§ Exercise
Output each entry verbatim and exclude every picture from it.

§ Provided records
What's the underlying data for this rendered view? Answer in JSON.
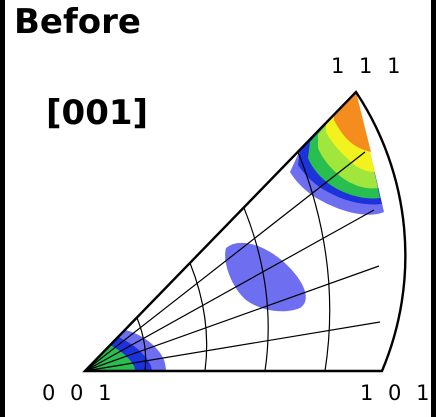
{
  "title": "Before",
  "direction_label": "[001]",
  "corners": {
    "c111": "1 1 1",
    "c001": "0 0 1",
    "c101": "1 0 1"
  },
  "colors": {
    "orange": "#f58c1e",
    "yellow": "#f2f21e",
    "light_green": "#a0e63c",
    "green": "#28be50",
    "blue": "#1e32dc",
    "light_blue": "#6e6ef0",
    "outline": "#000000"
  }
}
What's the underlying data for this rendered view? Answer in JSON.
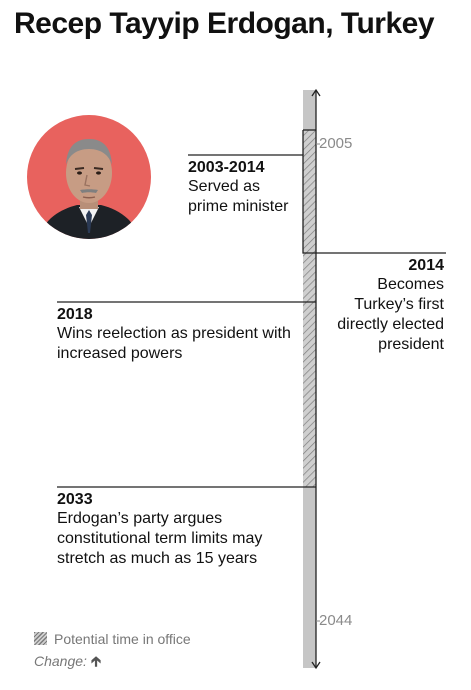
{
  "title": "Recep Tayyip Erdogan, Turkey",
  "colors": {
    "portrait_background": "#e8625e",
    "axis_bar": "#c6c6c6",
    "hatch": "#7d7d7d",
    "text": "#111111",
    "muted": "#8a8a8a"
  },
  "portrait": {
    "icon": "erdogan-portrait"
  },
  "axis": {
    "start_year_label": "2005",
    "end_year_label": "2044"
  },
  "events": [
    {
      "year": "2003-2014",
      "text": "Served as prime minister"
    },
    {
      "year": "2014",
      "text": "Becomes Turkey’s first directly elected president"
    },
    {
      "year": "2018",
      "text": "Wins reelection as president with increased powers"
    },
    {
      "year": "2033",
      "text": "Erdogan’s party argues constitutional term limits may stretch as much as 15 years"
    }
  ],
  "legend": {
    "hatch_label": "Potential time in office",
    "change_label": "Change:",
    "change_icon": "up-arrow-icon"
  }
}
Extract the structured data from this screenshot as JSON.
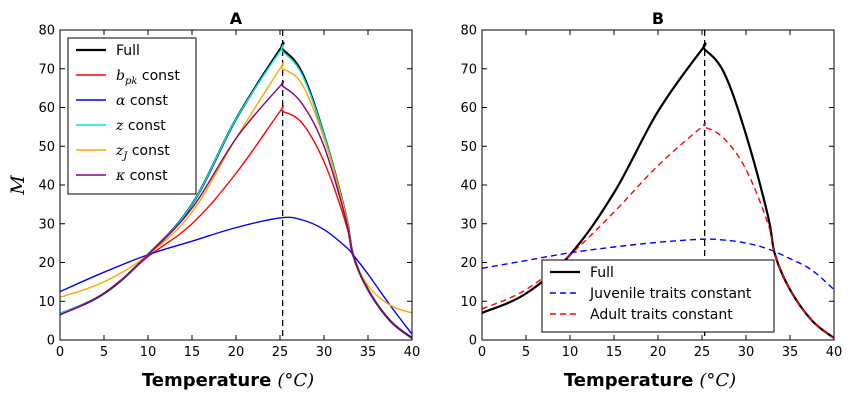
{
  "chart_data": [
    {
      "panel": "A",
      "type": "line",
      "title": "A",
      "xlabel": "Temperature",
      "xlabel_unit": "(°C)",
      "ylabel": "M",
      "xlim": [
        0,
        40
      ],
      "ylim": [
        0,
        80
      ],
      "xticks": [
        0,
        5,
        10,
        15,
        20,
        25,
        30,
        35,
        40
      ],
      "yticks": [
        0,
        10,
        20,
        30,
        40,
        50,
        60,
        70,
        80
      ],
      "legend_position": "top-left",
      "vline_x": 25.3,
      "series": [
        {
          "name": "Full",
          "legend_math": "",
          "legend_text": "Full",
          "color": "#000000",
          "width": 2.2,
          "x": [
            0,
            5,
            10,
            15,
            20,
            25,
            25.3,
            27.5,
            30,
            32.5,
            33.3,
            35,
            37.5,
            40
          ],
          "y": [
            6.7,
            12,
            22,
            35,
            57,
            75,
            75,
            69,
            53,
            32,
            22,
            13,
            5,
            0.5
          ]
        },
        {
          "name": "b_pk const",
          "legend_math": "b",
          "legend_sub": "pk",
          "legend_text": " const",
          "color": "#ff0000",
          "width": 1.4,
          "x": [
            0,
            5,
            10,
            15,
            20,
            25,
            25.3,
            27.5,
            30,
            32.5,
            33.3,
            35,
            37.5,
            40
          ],
          "y": [
            6.5,
            12,
            21.5,
            30,
            43,
            59,
            59,
            56,
            46,
            30,
            22,
            13,
            5,
            0.5
          ]
        },
        {
          "name": "α const",
          "legend_math": "α",
          "legend_text": "  const",
          "color": "#0000ff",
          "width": 1.4,
          "x": [
            0,
            5,
            10,
            15,
            20,
            25,
            27.5,
            30,
            32.5,
            33.3,
            35,
            37.5,
            40
          ],
          "y": [
            12.5,
            17.5,
            22,
            25.5,
            29,
            31.5,
            31,
            28.5,
            24,
            22,
            17,
            9,
            1.5
          ]
        },
        {
          "name": "z const",
          "legend_math": "z",
          "legend_text": "  const",
          "color": "#00e5e5",
          "width": 1.4,
          "x": [
            0,
            5,
            10,
            15,
            20,
            25,
            25.3,
            27.5,
            30,
            32.5,
            33.3,
            35,
            37.5,
            40
          ],
          "y": [
            6.8,
            12,
            22,
            35,
            57,
            74.5,
            74.5,
            68.5,
            53,
            32,
            22,
            13,
            5,
            0.5
          ]
        },
        {
          "name": "z_J const",
          "legend_math": "z",
          "legend_sub": "J",
          "legend_text": " const",
          "color": "#ffa500",
          "width": 1.4,
          "x": [
            0,
            5,
            10,
            15,
            20,
            25,
            25.3,
            27.5,
            30,
            32.5,
            33.3,
            35,
            37.5,
            40
          ],
          "y": [
            11,
            15,
            22,
            33,
            52,
            70,
            70,
            66,
            52,
            32,
            22,
            14,
            9,
            7
          ]
        },
        {
          "name": "κ const",
          "legend_math": "κ",
          "legend_text": " const",
          "color": "#800080",
          "width": 1.4,
          "x": [
            0,
            5,
            10,
            15,
            20,
            25,
            25.3,
            27.5,
            30,
            32.5,
            33.3,
            35,
            37.5,
            40
          ],
          "y": [
            6.5,
            12,
            22,
            34,
            52,
            65.5,
            65.5,
            61,
            50,
            31,
            22,
            13,
            5,
            0.5
          ]
        }
      ]
    },
    {
      "panel": "B",
      "type": "line",
      "title": "B",
      "xlabel": "Temperature",
      "xlabel_unit": "(°C)",
      "ylabel": "",
      "xlim": [
        0,
        40
      ],
      "ylim": [
        0,
        80
      ],
      "xticks": [
        0,
        5,
        10,
        15,
        20,
        25,
        30,
        35,
        40
      ],
      "yticks": [
        0,
        10,
        20,
        30,
        40,
        50,
        60,
        70,
        80
      ],
      "legend_position": "lower-center",
      "vline_x": 25.3,
      "series": [
        {
          "name": "Full",
          "legend_text": "Full",
          "color": "#000000",
          "width": 2.2,
          "dash": "",
          "x": [
            0,
            5,
            10,
            15,
            20,
            25,
            25.3,
            27.5,
            30,
            32.5,
            33.3,
            35,
            37.5,
            40
          ],
          "y": [
            7,
            12,
            22,
            38,
            59,
            75,
            75,
            69,
            53,
            32,
            22,
            13,
            5,
            0.5
          ]
        },
        {
          "name": "Juvenile traits constant",
          "legend_text": "Juvenile traits constant",
          "color": "#0000ff",
          "width": 1.4,
          "dash": "6,4",
          "x": [
            0,
            5,
            10,
            15,
            20,
            25,
            27.5,
            30,
            32.5,
            35,
            37.5,
            40
          ],
          "y": [
            18.5,
            20.5,
            22.5,
            24,
            25.2,
            26,
            25.8,
            25,
            23.5,
            21,
            18,
            13
          ]
        },
        {
          "name": "Adult traits constant",
          "legend_text": "Adult traits constant",
          "color": "#ff0000",
          "width": 1.4,
          "dash": "6,4",
          "x": [
            0,
            5,
            10,
            15,
            20,
            25,
            25.3,
            27.5,
            30,
            32.5,
            33.3,
            35,
            37.5,
            40
          ],
          "y": [
            8,
            13,
            22,
            33,
            45,
            55,
            55,
            52,
            44,
            30,
            22,
            13,
            5,
            0.5
          ]
        }
      ]
    }
  ]
}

§ Exercise result
What's the underlying data for this rendered view? Answer in JSON.
{
  "title": "Before",
  "direction_label": "[001]",
  "corners": {
    "c111": "1 1 1",
    "c001": "0 0 1",
    "c101": "1 0 1"
  },
  "colors": {
    "orange": "#f58c1e",
    "yellow": "#f2f21e",
    "light_green": "#a0e63c",
    "green": "#28be50",
    "blue": "#1e32dc",
    "light_blue": "#6e6ef0",
    "outline": "#000000"
  }
}
What's the underlying data for this rendered view? Answer in JSON.
{
  "title": "Recep Tayyip Erdogan, Turkey",
  "colors": {
    "portrait_background": "#e8625e",
    "axis_bar": "#c6c6c6",
    "hatch": "#7d7d7d",
    "text": "#111111",
    "muted": "#8a8a8a"
  },
  "portrait": {
    "icon": "erdogan-portrait"
  },
  "axis": {
    "start_year_label": "2005",
    "end_year_label": "2044"
  },
  "events": [
    {
      "year": "2003-2014",
      "text": "Served as prime minister"
    },
    {
      "year": "2014",
      "text": "Becomes Turkey’s first directly elected president"
    },
    {
      "year": "2018",
      "text": "Wins reelection as president with increased powers"
    },
    {
      "year": "2033",
      "text": "Erdogan’s party argues constitutional term limits may stretch as much as 15 years"
    }
  ],
  "legend": {
    "hatch_label": "Potential time in office",
    "change_label": "Change:",
    "change_icon": "up-arrow-icon"
  }
}
Extract the structured data from this screenshot as JSON.
{
  "chart_data": [
    {
      "panel": "A",
      "type": "line",
      "title": "A",
      "xlabel": "Temperature",
      "xlabel_unit": "(°C)",
      "ylabel": "M",
      "xlim": [
        0,
        40
      ],
      "ylim": [
        0,
        80
      ],
      "xticks": [
        0,
        5,
        10,
        15,
        20,
        25,
        30,
        35,
        40
      ],
      "yticks": [
        0,
        10,
        20,
        30,
        40,
        50,
        60,
        70,
        80
      ],
      "legend_position": "top-left",
      "vline_x": 25.3,
      "series": [
        {
          "name": "Full",
          "legend_math": "",
          "legend_text": "Full",
          "color": "#000000",
          "width": 2.2,
          "x": [
            0,
            5,
            10,
            15,
            20,
            25,
            25.3,
            27.5,
            30,
            32.5,
            33.3,
            35,
            37.5,
            40
          ],
          "y": [
            6.7,
            12,
            22,
            35,
            57,
            75,
            75,
            69,
            53,
            32,
            22,
            13,
            5,
            0.5
          ]
        },
        {
          "name": "b_pk const",
          "legend_math": "b",
          "legend_sub": "pk",
          "legend_text": " const",
          "color": "#ff0000",
          "width": 1.4,
          "x": [
            0,
            5,
            10,
            15,
            20,
            25,
            25.3,
            27.5,
            30,
            32.5,
            33.3,
            35,
            37.5,
            40
          ],
          "y": [
            6.5,
            12,
            21.5,
            30,
            43,
            59,
            59,
            56,
            46,
            30,
            22,
            13,
            5,
            0.5
          ]
        },
        {
          "name": "α const",
          "legend_math": "α",
          "legend_text": "  const",
          "color": "#0000ff",
          "width": 1.4,
          "x": [
            0,
            5,
            10,
            15,
            20,
            25,
            27.5,
            30,
            32.5,
            33.3,
            35,
            37.5,
            40
          ],
          "y": [
            12.5,
            17.5,
            22,
            25.5,
            29,
            31.5,
            31,
            28.5,
            24,
            22,
            17,
            9,
            1.5
          ]
        },
        {
          "name": "z const",
          "legend_math": "z",
          "legend_text": "  const",
          "color": "#00e5e5",
          "width": 1.4,
          "x": [
            0,
            5,
            10,
            15,
            20,
            25,
            25.3,
            27.5,
            30,
            32.5,
            33.3,
            35,
            37.5,
            40
          ],
          "y": [
            6.8,
            12,
            22,
            35,
            57,
            74.5,
            74.5,
            68.5,
            53,
            32,
            22,
            13,
            5,
            0.5
          ]
        },
        {
          "name": "z_J const",
          "legend_math": "z",
          "legend_sub": "J",
          "legend_text": " const",
          "color": "#ffa500",
          "width": 1.4,
          "x": [
            0,
            5,
            10,
            15,
            20,
            25,
            25.3,
            27.5,
            30,
            32.5,
            33.3,
            35,
            37.5,
            40
          ],
          "y": [
            11,
            15,
            22,
            33,
            52,
            70,
            70,
            66,
            52,
            32,
            22,
            14,
            9,
            7
          ]
        },
        {
          "name": "κ const",
          "legend_math": "κ",
          "legend_text": " const",
          "color": "#800080",
          "width": 1.4,
          "x": [
            0,
            5,
            10,
            15,
            20,
            25,
            25.3,
            27.5,
            30,
            32.5,
            33.3,
            35,
            37.5,
            40
          ],
          "y": [
            6.5,
            12,
            22,
            34,
            52,
            65.5,
            65.5,
            61,
            50,
            31,
            22,
            13,
            5,
            0.5
          ]
        }
      ]
    },
    {
      "panel": "B",
      "type": "line",
      "title": "B",
      "xlabel": "Temperature",
      "xlabel_unit": "(°C)",
      "ylabel": "",
      "xlim": [
        0,
        40
      ],
      "ylim": [
        0,
        80
      ],
      "xticks": [
        0,
        5,
        10,
        15,
        20,
        25,
        30,
        35,
        40
      ],
      "yticks": [
        0,
        10,
        20,
        30,
        40,
        50,
        60,
        70,
        80
      ],
      "legend_position": "lower-center",
      "vline_x": 25.3,
      "series": [
        {
          "name": "Full",
          "legend_text": "Full",
          "color": "#000000",
          "width": 2.2,
          "dash": "",
          "x": [
            0,
            5,
            10,
            15,
            20,
            25,
            25.3,
            27.5,
            30,
            32.5,
            33.3,
            35,
            37.5,
            40
          ],
          "y": [
            7,
            12,
            22,
            38,
            59,
            75,
            75,
            69,
            53,
            32,
            22,
            13,
            5,
            0.5
          ]
        },
        {
          "name": "Juvenile traits constant",
          "legend_text": "Juvenile traits constant",
          "color": "#0000ff",
          "width": 1.4,
          "dash": "6,4",
          "x": [
            0,
            5,
            10,
            15,
            20,
            25,
            27.5,
            30,
            32.5,
            35,
            37.5,
            40
          ],
          "y": [
            18.5,
            20.5,
            22.5,
            24,
            25.2,
            26,
            25.8,
            25,
            23.5,
            21,
            18,
            13
          ]
        },
        {
          "name": "Adult traits constant",
          "legend_text": "Adult traits constant",
          "color": "#ff0000",
          "width": 1.4,
          "dash": "6,4",
          "x": [
            0,
            5,
            10,
            15,
            20,
            25,
            25.3,
            27.5,
            30,
            32.5,
            33.3,
            35,
            37.5,
            40
          ],
          "y": [
            8,
            13,
            22,
            33,
            45,
            55,
            55,
            52,
            44,
            30,
            22,
            13,
            5,
            0.5
          ]
        }
      ]
    }
  ]
}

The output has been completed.